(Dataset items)
----

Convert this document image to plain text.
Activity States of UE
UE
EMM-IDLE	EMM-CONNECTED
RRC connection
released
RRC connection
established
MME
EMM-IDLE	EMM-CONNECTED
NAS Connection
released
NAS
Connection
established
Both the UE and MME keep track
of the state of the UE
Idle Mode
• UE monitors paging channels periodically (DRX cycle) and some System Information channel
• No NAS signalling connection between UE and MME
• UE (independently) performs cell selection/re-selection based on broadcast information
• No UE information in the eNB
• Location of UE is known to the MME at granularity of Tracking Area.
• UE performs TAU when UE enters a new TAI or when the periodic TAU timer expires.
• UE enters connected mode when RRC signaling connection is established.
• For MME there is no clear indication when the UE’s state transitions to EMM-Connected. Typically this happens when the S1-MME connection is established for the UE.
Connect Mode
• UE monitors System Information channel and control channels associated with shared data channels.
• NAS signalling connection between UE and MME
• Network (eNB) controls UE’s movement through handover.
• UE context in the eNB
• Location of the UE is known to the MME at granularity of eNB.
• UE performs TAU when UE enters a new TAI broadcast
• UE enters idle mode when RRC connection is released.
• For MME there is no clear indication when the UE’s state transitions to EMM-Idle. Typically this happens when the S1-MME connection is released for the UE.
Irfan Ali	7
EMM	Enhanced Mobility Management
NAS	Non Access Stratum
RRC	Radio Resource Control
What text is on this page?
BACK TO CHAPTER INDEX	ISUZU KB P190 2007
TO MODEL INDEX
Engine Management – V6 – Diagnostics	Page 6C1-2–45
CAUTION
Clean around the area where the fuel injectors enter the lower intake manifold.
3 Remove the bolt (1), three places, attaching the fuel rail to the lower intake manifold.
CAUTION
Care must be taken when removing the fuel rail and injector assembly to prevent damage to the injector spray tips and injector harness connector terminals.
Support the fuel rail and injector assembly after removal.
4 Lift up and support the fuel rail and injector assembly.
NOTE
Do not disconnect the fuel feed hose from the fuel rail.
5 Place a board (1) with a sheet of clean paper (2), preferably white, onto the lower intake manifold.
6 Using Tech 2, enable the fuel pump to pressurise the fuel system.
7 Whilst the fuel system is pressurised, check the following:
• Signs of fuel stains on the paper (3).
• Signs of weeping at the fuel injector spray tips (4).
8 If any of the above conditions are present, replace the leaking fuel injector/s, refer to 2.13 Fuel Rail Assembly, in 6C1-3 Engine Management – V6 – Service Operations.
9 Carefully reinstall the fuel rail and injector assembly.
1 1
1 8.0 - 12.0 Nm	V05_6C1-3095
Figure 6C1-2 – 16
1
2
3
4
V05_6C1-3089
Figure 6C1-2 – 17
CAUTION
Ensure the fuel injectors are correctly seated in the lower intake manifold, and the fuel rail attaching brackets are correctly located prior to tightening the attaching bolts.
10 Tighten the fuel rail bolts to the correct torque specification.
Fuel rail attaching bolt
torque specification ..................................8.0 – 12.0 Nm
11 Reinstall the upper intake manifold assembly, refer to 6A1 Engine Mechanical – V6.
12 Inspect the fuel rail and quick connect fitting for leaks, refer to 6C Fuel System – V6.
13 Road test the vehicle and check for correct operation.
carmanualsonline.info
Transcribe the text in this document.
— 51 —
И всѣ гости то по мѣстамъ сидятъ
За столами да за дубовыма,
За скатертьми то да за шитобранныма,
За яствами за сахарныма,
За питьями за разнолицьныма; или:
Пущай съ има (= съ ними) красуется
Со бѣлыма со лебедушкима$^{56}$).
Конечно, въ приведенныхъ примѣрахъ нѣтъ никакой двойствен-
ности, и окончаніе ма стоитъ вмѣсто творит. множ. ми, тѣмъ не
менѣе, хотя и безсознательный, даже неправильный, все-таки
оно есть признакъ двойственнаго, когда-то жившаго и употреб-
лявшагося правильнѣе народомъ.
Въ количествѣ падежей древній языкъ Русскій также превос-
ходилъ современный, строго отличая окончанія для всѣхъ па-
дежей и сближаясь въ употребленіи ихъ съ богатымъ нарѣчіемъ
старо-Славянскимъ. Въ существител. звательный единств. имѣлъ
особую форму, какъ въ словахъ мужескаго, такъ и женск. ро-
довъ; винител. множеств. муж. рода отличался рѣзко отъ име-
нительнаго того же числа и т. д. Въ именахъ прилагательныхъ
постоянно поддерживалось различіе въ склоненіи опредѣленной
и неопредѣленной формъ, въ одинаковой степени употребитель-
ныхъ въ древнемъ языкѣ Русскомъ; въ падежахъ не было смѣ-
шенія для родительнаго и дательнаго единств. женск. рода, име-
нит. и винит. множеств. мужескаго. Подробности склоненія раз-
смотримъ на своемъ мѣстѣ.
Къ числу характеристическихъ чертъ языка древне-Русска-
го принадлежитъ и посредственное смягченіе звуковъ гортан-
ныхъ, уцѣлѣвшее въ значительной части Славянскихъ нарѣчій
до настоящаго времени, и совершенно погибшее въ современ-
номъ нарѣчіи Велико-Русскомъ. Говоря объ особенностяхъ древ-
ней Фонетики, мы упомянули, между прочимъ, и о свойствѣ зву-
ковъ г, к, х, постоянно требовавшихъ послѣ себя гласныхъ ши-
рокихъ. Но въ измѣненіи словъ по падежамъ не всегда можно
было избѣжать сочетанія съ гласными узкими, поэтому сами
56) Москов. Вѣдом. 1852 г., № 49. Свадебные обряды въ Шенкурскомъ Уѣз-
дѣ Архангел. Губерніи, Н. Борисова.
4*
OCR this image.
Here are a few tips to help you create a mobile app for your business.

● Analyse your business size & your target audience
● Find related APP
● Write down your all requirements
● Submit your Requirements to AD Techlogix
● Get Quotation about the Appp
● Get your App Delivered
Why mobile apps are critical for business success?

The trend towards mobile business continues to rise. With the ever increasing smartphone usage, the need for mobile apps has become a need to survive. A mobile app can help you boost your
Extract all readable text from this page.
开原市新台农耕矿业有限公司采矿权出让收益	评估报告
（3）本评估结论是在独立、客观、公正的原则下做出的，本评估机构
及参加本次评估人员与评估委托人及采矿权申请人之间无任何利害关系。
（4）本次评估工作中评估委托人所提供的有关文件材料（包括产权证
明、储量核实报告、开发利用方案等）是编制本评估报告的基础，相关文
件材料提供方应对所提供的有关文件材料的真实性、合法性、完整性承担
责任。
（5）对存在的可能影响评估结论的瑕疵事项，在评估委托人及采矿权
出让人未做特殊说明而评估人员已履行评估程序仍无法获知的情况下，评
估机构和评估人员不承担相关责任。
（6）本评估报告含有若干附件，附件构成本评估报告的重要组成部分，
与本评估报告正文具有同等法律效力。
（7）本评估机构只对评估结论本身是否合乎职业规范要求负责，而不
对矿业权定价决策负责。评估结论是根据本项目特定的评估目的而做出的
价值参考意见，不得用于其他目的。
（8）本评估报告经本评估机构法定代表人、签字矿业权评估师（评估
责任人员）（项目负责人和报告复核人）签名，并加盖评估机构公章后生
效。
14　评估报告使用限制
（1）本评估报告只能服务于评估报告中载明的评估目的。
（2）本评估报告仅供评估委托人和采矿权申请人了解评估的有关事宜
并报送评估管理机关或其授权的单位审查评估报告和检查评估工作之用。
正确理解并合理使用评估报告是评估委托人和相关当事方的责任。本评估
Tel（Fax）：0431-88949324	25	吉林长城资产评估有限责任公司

----

Find and count the lines of the data that include the string "spray", and report that figure by itself.

2